GIVEN INSTRUCTION
Exactly reproduce all the records, keeping pictures out of the copy.

┏━━

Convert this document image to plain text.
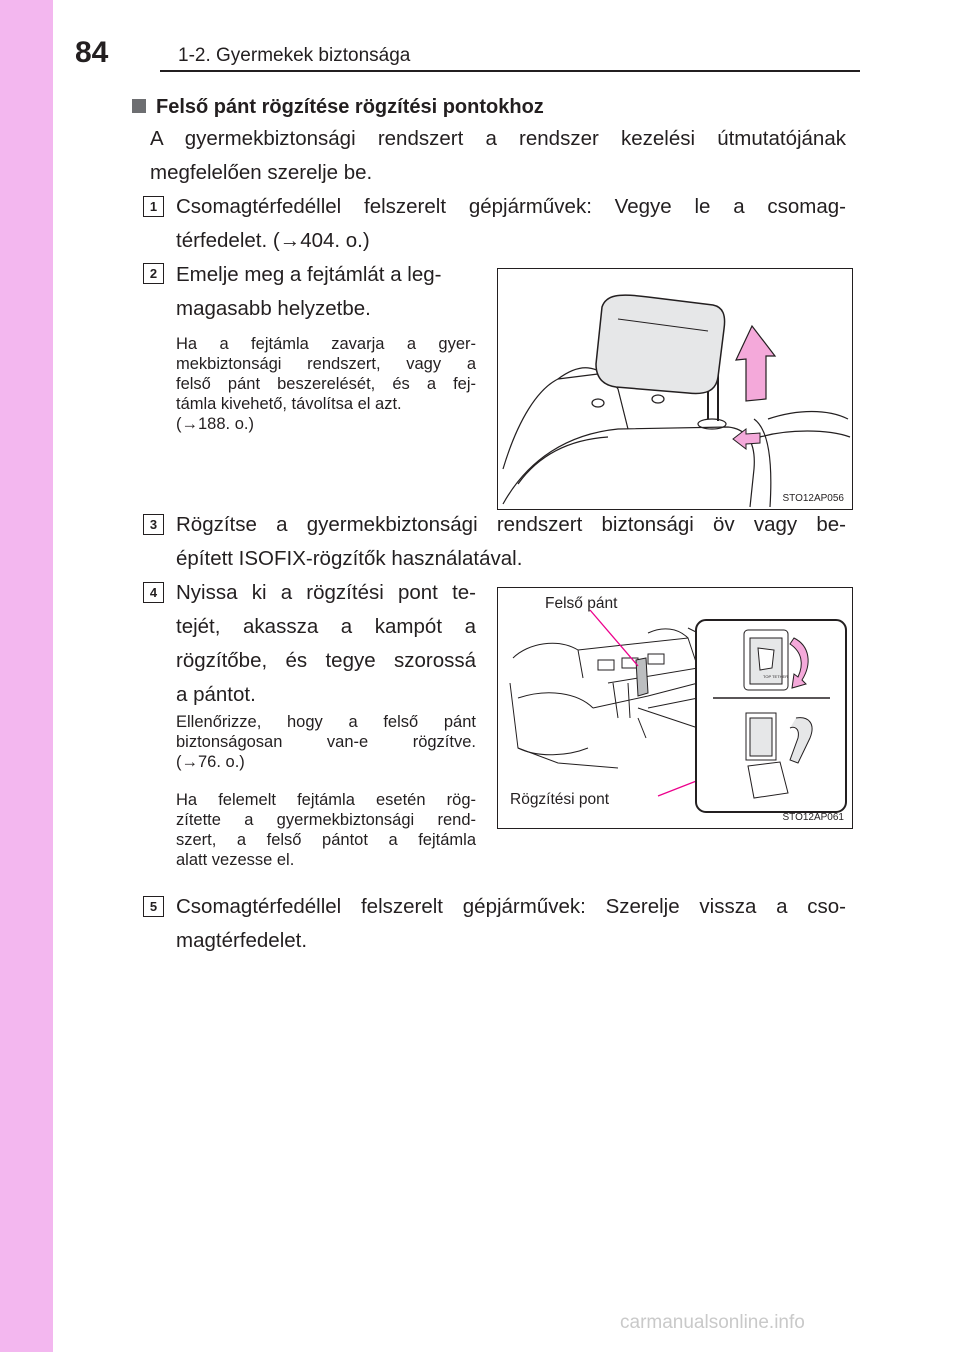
84	1-2. Gyermekek biztonsága
Felső pánt rögzítése rögzítési pontokhoz
A gyermekbiztonsági rendszert a rendszer kezelési útmutatójának
megfelelően szerelje be.
1 Csomagtérfedéllel felszerelt gépjárművek: Vegye le a csomag-
térfedelet. (→404. o.)
2 Emelje meg a fejtámlát a leg-
magasabb helyzetbe.
Ha a fejtámla zavarja a gyer-
mekbiztonsági rendszert, vagy a
felső pánt beszerelését, és a fej-
támla kivehető, távolítsa el azt.
(→188. o.)
STO12AP056
3 Rögzítse a gyermekbiztonsági rendszert biztonsági öv vagy be-
épített ISOFIX-rögzítők használatával.
4 Nyissa ki a rögzítési pont te-
tejét, akassza a kampót a
rögzítőbe, és tegye szorossá
a pántot.
Ellenőrizze, hogy a felső pánt
biztonságosan van-e rögzítve.
(→76. o.)
Ha felemelt fejtámla esetén rög-
zítette a gyermekbiztonsági rend-
szert, a felső pántot a fejtámla
alatt vezesse el.
TOP TETHER
Felső pánt
Rögzítési pont
STO12AP061
5 Csomagtérfedéllel felszerelt gépjárművek: Szerelje vissza a cso-
magtérfedelet.
carmanualsonline.info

┗━━

RESULT OF THE TASK
Convert this document image to plain text.
84	1-2. Gyermekek biztonsága
Felső pánt rögzítése rögzítési pontokhoz
A gyermekbiztonsági rendszert a rendszer kezelési útmutatójának
megfelelően szerelje be.
1 Csomagtérfedéllel felszerelt gépjárművek: Vegye le a csomag-
térfedelet. (→404. o.)
2 Emelje meg a fejtámlát a leg-
magasabb helyzetbe.
Ha a fejtámla zavarja a gyer-
mekbiztonsági rendszert, vagy a
felső pánt beszerelését, és a fej-
támla kivehető, távolítsa el azt.
(→188. o.)
STO12AP056
3 Rögzítse a gyermekbiztonsági rendszert biztonsági öv vagy be-
épített ISOFIX-rögzítők használatával.
4 Nyissa ki a rögzítési pont te-
tejét, akassza a kampót a
rögzítőbe, és tegye szorossá
a pántot.
Ellenőrizze, hogy a felső pánt
biztonságosan van-e rögzítve.
(→76. o.)
Ha felemelt fejtámla esetén rög-
zítette a gyermekbiztonsági rend-
szert, a felső pántot a fejtámla
alatt vezesse el.
TOP TETHER
Felső pánt
Rögzítési pont
STO12AP061
5 Csomagtérfedéllel felszerelt gépjárművek: Szerelje vissza a cso-
magtérfedelet.
carmanualsonline.info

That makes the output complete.